## TASK OBJECTIVE
Spot every line with the word "size" and return it.

::::

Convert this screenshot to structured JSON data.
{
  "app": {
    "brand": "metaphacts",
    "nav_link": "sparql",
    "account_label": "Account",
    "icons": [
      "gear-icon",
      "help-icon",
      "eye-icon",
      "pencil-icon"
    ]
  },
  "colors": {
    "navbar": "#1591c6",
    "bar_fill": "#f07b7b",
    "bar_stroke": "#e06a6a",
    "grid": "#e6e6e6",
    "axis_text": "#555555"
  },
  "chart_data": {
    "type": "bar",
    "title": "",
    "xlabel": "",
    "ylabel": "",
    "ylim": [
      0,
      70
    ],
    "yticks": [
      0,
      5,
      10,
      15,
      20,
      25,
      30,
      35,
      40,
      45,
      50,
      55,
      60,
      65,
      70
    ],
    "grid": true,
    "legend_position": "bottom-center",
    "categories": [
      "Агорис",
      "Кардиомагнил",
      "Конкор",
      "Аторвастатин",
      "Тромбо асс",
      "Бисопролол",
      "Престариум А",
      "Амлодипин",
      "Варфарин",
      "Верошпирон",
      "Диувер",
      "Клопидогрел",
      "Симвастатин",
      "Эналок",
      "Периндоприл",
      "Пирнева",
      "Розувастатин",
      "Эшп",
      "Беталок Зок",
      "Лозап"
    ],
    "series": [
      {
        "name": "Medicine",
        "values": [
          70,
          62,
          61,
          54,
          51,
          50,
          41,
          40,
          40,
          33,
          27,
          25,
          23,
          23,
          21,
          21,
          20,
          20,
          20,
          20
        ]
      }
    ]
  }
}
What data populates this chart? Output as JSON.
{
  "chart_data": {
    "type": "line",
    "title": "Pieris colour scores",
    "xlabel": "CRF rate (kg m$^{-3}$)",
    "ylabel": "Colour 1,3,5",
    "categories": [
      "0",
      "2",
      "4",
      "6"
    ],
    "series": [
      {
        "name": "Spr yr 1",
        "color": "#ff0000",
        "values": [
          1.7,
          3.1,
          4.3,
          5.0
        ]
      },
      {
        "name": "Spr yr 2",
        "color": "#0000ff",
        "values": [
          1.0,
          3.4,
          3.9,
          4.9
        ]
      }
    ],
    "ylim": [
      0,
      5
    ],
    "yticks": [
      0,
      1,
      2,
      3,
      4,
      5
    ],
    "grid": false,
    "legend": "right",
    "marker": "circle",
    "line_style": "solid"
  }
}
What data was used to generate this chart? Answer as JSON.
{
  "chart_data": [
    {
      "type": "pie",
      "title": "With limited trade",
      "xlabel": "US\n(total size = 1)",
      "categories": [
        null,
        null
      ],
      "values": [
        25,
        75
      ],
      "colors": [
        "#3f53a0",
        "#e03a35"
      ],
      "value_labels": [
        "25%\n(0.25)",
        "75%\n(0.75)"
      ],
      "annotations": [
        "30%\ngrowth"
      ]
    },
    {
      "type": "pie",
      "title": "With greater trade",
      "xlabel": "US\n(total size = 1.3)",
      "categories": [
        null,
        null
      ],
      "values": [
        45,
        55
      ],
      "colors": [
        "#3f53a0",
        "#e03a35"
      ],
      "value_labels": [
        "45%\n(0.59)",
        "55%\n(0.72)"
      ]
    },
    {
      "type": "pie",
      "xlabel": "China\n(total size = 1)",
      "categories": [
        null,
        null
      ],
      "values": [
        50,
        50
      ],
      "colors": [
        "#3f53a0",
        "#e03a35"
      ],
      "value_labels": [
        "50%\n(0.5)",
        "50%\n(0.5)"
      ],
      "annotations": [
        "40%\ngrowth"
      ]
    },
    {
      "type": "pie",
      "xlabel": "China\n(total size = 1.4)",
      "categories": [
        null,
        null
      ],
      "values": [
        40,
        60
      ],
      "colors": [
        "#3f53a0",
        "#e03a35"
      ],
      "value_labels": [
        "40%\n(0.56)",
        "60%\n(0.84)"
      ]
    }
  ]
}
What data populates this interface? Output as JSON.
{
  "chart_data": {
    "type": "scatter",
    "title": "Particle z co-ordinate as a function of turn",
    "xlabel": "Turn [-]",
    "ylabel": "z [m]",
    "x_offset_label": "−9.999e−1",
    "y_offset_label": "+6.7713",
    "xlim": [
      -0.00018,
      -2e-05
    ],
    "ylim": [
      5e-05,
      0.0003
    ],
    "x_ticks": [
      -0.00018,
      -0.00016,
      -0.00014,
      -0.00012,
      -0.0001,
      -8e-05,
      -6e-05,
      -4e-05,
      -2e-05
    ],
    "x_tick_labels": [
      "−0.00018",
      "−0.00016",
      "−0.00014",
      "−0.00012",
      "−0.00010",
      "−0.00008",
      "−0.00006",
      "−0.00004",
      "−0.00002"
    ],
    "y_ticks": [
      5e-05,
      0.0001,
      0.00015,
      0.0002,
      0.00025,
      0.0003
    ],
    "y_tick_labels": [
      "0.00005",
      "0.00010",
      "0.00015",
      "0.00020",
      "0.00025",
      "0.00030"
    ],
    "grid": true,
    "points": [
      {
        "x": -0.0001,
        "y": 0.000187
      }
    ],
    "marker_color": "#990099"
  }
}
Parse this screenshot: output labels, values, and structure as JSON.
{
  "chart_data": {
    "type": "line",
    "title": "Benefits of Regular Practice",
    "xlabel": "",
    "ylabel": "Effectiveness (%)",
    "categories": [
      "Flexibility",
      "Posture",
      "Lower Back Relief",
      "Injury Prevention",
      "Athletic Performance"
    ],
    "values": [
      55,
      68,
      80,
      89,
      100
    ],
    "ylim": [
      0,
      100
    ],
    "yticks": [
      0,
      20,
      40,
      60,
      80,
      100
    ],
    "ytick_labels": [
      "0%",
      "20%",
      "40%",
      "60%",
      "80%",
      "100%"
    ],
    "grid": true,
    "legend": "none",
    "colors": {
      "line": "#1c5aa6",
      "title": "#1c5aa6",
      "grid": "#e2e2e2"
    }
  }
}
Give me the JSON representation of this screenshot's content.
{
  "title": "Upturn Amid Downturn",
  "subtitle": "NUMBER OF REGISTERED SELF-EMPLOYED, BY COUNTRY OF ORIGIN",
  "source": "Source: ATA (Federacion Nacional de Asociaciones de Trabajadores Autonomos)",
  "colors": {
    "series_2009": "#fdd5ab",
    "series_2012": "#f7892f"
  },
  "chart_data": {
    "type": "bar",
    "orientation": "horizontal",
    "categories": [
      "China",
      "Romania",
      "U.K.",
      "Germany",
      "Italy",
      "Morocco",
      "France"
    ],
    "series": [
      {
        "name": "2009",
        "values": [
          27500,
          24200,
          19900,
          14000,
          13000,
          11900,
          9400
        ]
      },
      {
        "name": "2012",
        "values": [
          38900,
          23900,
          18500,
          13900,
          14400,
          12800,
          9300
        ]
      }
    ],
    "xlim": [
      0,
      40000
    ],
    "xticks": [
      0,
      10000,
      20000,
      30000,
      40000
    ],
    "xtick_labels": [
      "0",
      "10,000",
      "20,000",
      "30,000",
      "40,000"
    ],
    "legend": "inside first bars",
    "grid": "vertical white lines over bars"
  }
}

::::

## WRITTEN ANSWER
      "xlabel": "US\n(total size = 1)",
      "xlabel": "US\n(total size = 1.3)",
      "xlabel": "China\n(total size = 1)",
      "xlabel": "China\n(total size = 1.4)",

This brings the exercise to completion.